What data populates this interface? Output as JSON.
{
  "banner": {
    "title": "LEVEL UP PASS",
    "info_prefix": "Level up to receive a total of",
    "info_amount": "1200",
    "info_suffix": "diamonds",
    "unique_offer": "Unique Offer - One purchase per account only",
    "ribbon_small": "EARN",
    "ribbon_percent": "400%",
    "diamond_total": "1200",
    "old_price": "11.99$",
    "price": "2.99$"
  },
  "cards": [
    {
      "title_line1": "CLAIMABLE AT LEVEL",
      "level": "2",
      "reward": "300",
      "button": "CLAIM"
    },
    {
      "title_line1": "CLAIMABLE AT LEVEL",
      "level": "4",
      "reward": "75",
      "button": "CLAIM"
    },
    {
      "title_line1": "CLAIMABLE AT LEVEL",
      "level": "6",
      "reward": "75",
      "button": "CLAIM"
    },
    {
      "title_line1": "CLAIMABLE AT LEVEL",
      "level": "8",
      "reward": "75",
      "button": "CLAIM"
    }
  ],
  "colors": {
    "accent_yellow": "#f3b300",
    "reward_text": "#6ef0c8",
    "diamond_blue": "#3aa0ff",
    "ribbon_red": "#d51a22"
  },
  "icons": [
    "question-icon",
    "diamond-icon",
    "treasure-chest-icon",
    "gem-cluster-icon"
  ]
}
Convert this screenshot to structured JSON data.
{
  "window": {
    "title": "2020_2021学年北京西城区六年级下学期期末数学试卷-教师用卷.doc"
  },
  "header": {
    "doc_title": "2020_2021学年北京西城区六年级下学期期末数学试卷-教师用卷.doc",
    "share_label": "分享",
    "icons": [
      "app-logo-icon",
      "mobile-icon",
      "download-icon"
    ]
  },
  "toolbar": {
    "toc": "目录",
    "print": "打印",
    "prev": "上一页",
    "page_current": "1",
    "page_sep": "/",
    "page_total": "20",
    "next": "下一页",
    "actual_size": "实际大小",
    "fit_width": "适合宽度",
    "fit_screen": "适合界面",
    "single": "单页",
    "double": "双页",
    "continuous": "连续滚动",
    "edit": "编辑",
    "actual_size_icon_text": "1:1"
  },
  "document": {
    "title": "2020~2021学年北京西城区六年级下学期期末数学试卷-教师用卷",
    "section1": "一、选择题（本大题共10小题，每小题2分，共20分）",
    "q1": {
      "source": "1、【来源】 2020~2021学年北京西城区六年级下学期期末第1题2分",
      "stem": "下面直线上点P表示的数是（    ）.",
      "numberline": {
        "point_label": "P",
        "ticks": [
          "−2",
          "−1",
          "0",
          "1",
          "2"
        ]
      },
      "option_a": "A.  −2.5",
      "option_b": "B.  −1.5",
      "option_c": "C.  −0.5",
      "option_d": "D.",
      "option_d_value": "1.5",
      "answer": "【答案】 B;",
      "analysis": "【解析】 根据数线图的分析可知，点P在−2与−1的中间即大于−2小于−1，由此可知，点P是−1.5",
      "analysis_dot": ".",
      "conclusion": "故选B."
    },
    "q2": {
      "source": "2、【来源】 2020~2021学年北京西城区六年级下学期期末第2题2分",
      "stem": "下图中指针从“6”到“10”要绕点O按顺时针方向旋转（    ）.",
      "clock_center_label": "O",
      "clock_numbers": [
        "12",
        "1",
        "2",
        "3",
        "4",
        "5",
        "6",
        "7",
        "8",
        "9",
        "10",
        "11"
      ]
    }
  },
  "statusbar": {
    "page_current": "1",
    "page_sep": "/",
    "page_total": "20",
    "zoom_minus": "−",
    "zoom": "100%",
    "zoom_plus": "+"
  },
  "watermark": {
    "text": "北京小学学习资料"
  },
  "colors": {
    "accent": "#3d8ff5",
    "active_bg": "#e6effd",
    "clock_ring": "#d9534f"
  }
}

(Task) Search the records above for the string "this". Copy every line that contains it.

(Correct response)
What data populates this interface? Output as JSON.
Convert this screenshot to structured JSON data.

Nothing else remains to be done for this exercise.